» EXERCISE AIM
What follows is a set of entries. Give them again exactly, without the pictures.

[Stored data]
****************
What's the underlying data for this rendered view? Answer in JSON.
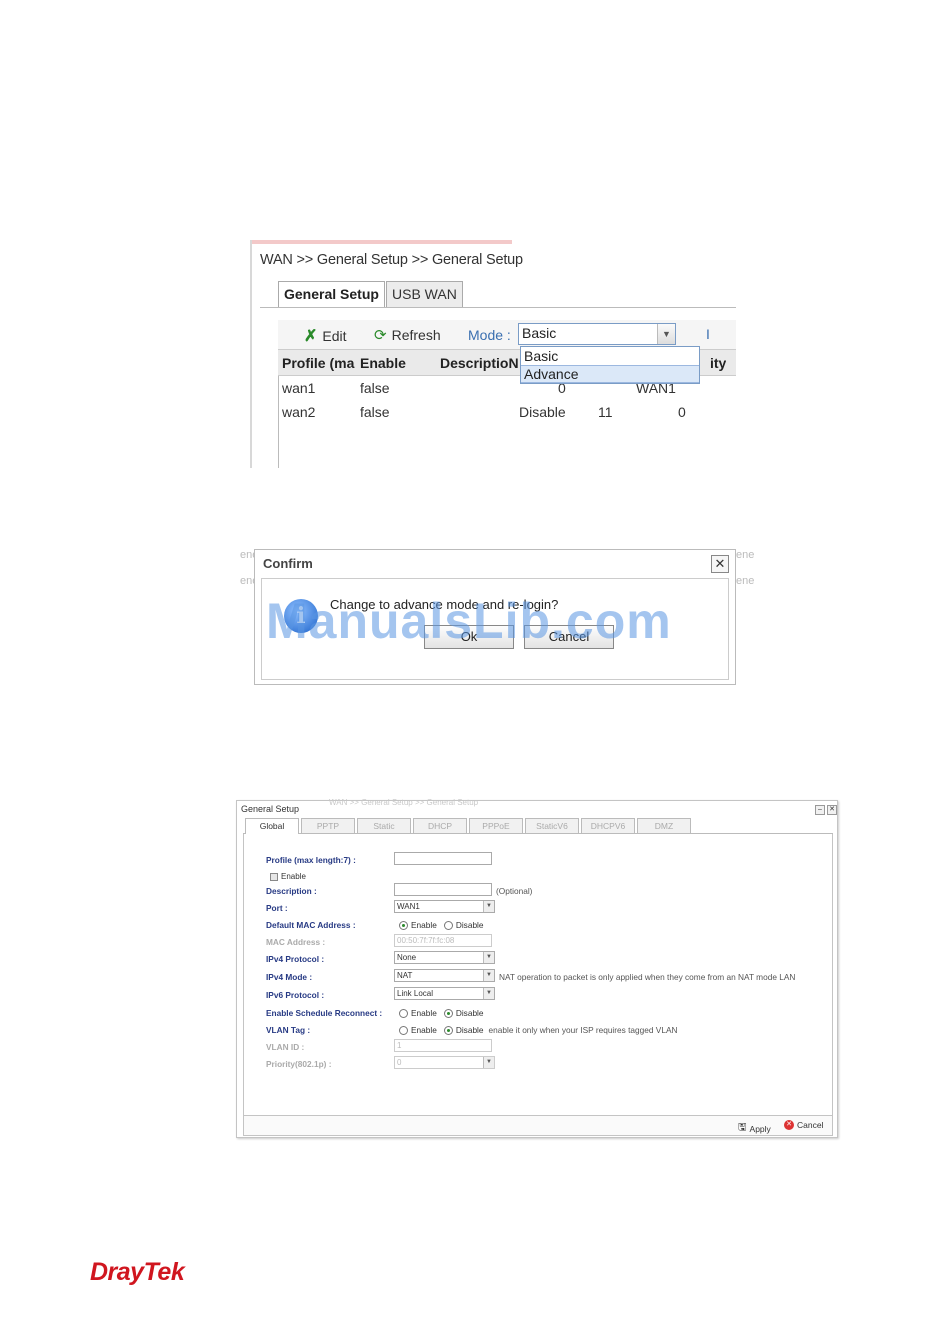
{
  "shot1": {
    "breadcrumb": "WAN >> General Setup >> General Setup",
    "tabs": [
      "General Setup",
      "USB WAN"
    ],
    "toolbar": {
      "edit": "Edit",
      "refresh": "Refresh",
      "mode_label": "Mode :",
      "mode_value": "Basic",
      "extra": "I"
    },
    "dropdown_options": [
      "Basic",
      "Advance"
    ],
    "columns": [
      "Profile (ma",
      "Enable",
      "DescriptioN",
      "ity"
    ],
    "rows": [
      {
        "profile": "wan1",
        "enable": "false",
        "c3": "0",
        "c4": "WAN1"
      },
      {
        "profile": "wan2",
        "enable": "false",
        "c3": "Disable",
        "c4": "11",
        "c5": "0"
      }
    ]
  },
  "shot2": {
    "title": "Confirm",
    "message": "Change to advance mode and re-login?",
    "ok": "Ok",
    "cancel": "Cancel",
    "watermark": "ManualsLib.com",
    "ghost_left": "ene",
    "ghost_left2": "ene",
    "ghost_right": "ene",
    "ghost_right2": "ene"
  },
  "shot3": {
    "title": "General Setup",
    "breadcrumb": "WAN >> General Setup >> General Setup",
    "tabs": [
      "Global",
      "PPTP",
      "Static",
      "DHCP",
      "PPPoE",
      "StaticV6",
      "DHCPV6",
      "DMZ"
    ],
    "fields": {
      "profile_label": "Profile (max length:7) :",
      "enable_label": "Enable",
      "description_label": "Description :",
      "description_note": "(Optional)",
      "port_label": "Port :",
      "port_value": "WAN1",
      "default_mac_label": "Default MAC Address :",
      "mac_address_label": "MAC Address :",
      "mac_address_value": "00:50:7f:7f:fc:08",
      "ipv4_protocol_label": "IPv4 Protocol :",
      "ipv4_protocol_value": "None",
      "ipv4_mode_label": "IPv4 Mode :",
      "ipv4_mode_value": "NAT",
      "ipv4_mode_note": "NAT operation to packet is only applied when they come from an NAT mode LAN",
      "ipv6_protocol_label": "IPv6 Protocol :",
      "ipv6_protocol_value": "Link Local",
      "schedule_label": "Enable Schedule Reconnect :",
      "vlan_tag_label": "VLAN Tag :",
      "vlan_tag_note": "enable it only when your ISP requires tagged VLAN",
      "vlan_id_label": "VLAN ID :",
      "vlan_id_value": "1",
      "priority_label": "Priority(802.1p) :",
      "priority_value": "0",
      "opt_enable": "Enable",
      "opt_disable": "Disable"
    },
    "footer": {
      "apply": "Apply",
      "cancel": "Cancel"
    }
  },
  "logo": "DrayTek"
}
****************
» ANSWER TO THE EXERCISE
What's the underlying data for this rendered view? Answer in JSON.
{
  "shot1": {
    "breadcrumb": "WAN >> General Setup >> General Setup",
    "tabs": [
      "General Setup",
      "USB WAN"
    ],
    "toolbar": {
      "edit": "Edit",
      "refresh": "Refresh",
      "mode_label": "Mode :",
      "mode_value": "Basic",
      "extra": "I"
    },
    "dropdown_options": [
      "Basic",
      "Advance"
    ],
    "columns": [
      "Profile (ma",
      "Enable",
      "DescriptioN",
      "ity"
    ],
    "rows": [
      {
        "profile": "wan1",
        "enable": "false",
        "c3": "0",
        "c4": "WAN1"
      },
      {
        "profile": "wan2",
        "enable": "false",
        "c3": "Disable",
        "c4": "11",
        "c5": "0"
      }
    ]
  },
  "shot2": {
    "title": "Confirm",
    "message": "Change to advance mode and re-login?",
    "ok": "Ok",
    "cancel": "Cancel",
    "watermark": "ManualsLib.com",
    "ghost_left": "ene",
    "ghost_left2": "ene",
    "ghost_right": "ene",
    "ghost_right2": "ene"
  },
  "shot3": {
    "title": "General Setup",
    "breadcrumb": "WAN >> General Setup >> General Setup",
    "tabs": [
      "Global",
      "PPTP",
      "Static",
      "DHCP",
      "PPPoE",
      "StaticV6",
      "DHCPV6",
      "DMZ"
    ],
    "fields": {
      "profile_label": "Profile (max length:7) :",
      "enable_label": "Enable",
      "description_label": "Description :",
      "description_note": "(Optional)",
      "port_label": "Port :",
      "port_value": "WAN1",
      "default_mac_label": "Default MAC Address :",
      "mac_address_label": "MAC Address :",
      "mac_address_value": "00:50:7f:7f:fc:08",
      "ipv4_protocol_label": "IPv4 Protocol :",
      "ipv4_protocol_value": "None",
      "ipv4_mode_label": "IPv4 Mode :",
      "ipv4_mode_value": "NAT",
      "ipv4_mode_note": "NAT operation to packet is only applied when they come from an NAT mode LAN",
      "ipv6_protocol_label": "IPv6 Protocol :",
      "ipv6_protocol_value": "Link Local",
      "schedule_label": "Enable Schedule Reconnect :",
      "vlan_tag_label": "VLAN Tag :",
      "vlan_tag_note": "enable it only when your ISP requires tagged VLAN",
      "vlan_id_label": "VLAN ID :",
      "vlan_id_value": "1",
      "priority_label": "Priority(802.1p) :",
      "priority_value": "0",
      "opt_enable": "Enable",
      "opt_disable": "Disable"
    },
    "footer": {
      "apply": "Apply",
      "cancel": "Cancel"
    }
  },
  "logo": "DrayTek"
}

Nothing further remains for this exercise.